_Work to complete:_
Answer these questions from the book review below:
(a) What rating out of 10 does the review give the book?
(b) Besides ideas about time that held up, what else does Davies cover?
(c) For whom does the reviewer recommend the book?

_Text segment:_
------------------------------------

About Time – Paul Davies – Science – 1995 – 9 of 10

As with most books on the physics of time this was a complicated and thought provoking read. Davies makes most of the material accessible to the layman but even avoiding most of the math the subject remains as dense as any. One of the things I love about reading on this subject is that most ideas surrounding time lead to deep philosophical implications. Davies covers not only ideas about time that held up but also covers many trains of thought that were ultimately proven false, giving a well-rounded picture of the evolution of ideas concerning the nature of time. A most interesting aspect of this book (while a bit dated) is that we have little consensus on the true nature of time, we simply cannot answers if time is truly an external process or if it is a completely subjective phenomenon, or some hybrid of the two. I have read many books on the subject of time and they all leave me pondering the true nature of our existence for many months to come, I know that this book will be no exception. Highly recommended for those who enjoy the philosophical implications of physics.

------------------------------------

_Record set:_
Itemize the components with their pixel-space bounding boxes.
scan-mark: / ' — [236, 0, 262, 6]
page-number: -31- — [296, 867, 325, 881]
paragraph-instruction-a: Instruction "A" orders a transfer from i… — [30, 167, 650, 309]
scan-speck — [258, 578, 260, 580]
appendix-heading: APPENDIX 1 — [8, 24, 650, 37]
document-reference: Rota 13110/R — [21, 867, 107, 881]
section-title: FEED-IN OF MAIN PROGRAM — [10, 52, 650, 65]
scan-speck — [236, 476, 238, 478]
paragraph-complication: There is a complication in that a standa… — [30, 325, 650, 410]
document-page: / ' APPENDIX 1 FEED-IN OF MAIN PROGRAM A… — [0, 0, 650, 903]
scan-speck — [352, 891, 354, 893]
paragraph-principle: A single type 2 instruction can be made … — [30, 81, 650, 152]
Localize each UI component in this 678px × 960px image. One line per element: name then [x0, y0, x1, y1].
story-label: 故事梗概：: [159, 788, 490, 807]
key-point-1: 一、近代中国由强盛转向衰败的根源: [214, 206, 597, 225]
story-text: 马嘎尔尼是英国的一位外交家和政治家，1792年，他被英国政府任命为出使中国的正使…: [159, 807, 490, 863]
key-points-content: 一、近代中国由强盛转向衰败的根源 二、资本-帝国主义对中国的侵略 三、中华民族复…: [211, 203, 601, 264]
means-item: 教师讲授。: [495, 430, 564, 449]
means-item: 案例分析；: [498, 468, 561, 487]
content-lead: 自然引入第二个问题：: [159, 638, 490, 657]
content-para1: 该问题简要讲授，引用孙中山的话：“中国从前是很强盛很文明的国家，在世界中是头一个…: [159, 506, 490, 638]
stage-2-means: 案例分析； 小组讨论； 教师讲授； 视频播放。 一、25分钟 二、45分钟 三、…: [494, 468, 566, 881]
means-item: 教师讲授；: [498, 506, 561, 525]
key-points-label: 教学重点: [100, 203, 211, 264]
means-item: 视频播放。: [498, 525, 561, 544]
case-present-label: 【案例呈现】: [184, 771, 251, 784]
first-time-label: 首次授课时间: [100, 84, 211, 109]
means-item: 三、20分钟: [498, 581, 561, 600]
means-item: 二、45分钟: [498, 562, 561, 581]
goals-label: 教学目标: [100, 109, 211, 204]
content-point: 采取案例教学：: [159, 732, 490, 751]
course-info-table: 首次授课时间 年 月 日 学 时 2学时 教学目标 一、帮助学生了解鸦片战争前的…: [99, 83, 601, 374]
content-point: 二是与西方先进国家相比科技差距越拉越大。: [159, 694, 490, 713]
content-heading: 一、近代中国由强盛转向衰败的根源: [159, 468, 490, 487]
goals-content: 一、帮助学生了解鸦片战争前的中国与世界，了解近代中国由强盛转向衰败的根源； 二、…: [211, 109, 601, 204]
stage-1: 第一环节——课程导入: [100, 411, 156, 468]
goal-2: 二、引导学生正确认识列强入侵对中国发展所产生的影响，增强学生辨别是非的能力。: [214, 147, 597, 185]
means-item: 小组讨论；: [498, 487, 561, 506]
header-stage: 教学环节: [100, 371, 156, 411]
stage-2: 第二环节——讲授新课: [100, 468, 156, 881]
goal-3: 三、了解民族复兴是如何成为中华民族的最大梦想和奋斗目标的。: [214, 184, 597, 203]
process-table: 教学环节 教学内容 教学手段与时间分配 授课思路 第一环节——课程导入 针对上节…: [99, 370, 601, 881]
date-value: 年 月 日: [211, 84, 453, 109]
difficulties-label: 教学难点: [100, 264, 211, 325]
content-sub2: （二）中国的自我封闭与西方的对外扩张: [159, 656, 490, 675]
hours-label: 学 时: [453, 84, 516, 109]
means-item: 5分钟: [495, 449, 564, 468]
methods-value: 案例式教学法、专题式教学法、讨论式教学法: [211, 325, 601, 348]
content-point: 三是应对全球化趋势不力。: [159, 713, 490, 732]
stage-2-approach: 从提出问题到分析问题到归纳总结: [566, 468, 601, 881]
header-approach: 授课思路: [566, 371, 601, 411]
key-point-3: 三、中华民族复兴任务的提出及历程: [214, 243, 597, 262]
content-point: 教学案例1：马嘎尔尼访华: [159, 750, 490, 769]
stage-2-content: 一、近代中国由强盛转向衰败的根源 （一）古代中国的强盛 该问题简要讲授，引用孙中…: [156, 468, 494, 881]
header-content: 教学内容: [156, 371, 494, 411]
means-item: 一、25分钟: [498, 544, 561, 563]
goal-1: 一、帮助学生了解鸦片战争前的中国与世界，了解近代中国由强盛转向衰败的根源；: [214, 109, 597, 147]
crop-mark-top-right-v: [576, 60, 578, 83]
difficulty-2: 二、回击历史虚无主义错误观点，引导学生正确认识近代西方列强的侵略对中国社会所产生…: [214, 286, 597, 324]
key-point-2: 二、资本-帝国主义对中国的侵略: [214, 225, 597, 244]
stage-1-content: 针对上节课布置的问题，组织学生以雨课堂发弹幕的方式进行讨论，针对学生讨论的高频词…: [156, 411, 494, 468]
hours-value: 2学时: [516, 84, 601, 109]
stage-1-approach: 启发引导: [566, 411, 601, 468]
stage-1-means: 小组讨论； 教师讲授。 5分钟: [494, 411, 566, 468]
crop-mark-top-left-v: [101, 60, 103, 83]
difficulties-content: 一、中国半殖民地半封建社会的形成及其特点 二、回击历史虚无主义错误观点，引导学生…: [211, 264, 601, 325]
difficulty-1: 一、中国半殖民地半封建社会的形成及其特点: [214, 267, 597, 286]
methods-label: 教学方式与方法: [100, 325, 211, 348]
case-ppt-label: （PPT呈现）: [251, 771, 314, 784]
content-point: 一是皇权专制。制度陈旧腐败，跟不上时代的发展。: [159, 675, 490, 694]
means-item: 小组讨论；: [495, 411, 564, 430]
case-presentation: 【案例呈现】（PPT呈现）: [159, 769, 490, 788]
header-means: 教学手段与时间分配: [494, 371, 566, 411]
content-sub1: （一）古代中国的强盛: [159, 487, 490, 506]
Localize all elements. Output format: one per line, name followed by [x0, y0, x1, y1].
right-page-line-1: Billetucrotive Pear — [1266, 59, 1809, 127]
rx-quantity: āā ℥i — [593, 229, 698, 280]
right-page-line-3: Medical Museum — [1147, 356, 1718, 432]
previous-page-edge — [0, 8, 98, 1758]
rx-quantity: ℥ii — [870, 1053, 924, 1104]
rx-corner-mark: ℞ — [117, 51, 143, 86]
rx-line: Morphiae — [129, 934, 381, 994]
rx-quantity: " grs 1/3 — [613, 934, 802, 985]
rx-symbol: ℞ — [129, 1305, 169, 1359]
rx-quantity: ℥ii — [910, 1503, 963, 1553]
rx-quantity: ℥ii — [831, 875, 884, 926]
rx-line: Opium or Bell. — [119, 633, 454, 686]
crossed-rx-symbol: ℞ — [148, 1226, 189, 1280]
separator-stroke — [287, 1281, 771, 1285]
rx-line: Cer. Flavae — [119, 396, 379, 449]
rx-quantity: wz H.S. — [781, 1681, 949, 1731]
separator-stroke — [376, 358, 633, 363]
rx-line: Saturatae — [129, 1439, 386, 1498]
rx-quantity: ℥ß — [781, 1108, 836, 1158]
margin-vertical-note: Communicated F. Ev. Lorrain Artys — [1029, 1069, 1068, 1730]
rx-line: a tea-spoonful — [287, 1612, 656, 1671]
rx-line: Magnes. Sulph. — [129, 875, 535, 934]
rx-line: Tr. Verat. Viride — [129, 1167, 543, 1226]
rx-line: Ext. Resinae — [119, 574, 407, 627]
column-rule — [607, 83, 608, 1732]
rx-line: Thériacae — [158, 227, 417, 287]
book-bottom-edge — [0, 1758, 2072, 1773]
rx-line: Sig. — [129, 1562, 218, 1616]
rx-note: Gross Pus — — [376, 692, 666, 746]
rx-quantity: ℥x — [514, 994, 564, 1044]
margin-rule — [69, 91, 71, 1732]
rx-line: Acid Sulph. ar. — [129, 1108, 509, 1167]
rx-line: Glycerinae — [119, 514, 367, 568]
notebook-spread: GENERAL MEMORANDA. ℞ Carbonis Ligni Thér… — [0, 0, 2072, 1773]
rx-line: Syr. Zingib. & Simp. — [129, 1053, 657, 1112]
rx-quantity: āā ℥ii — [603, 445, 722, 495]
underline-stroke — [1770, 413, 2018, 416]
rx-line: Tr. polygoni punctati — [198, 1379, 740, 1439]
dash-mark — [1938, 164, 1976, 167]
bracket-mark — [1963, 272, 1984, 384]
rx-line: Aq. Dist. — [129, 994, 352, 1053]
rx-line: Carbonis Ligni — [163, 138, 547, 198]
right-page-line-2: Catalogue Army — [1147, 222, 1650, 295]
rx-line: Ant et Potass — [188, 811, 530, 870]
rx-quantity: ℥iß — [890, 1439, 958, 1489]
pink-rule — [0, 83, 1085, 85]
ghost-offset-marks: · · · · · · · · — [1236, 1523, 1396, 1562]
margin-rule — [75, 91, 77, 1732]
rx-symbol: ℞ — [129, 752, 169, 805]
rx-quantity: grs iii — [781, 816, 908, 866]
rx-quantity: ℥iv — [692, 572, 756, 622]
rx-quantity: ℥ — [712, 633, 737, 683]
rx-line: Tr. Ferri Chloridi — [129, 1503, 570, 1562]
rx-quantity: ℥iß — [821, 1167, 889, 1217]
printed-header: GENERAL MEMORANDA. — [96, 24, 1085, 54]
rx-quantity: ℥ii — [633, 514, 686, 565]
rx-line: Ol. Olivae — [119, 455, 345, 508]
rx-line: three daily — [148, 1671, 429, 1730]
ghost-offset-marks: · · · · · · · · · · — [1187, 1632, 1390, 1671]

------------------------------------

_Written solution:_
(a) 9 of 10.
(b) Many trains of thought that were ultimately proven false.
(c) Those who enjoy the philosophical implications of physics.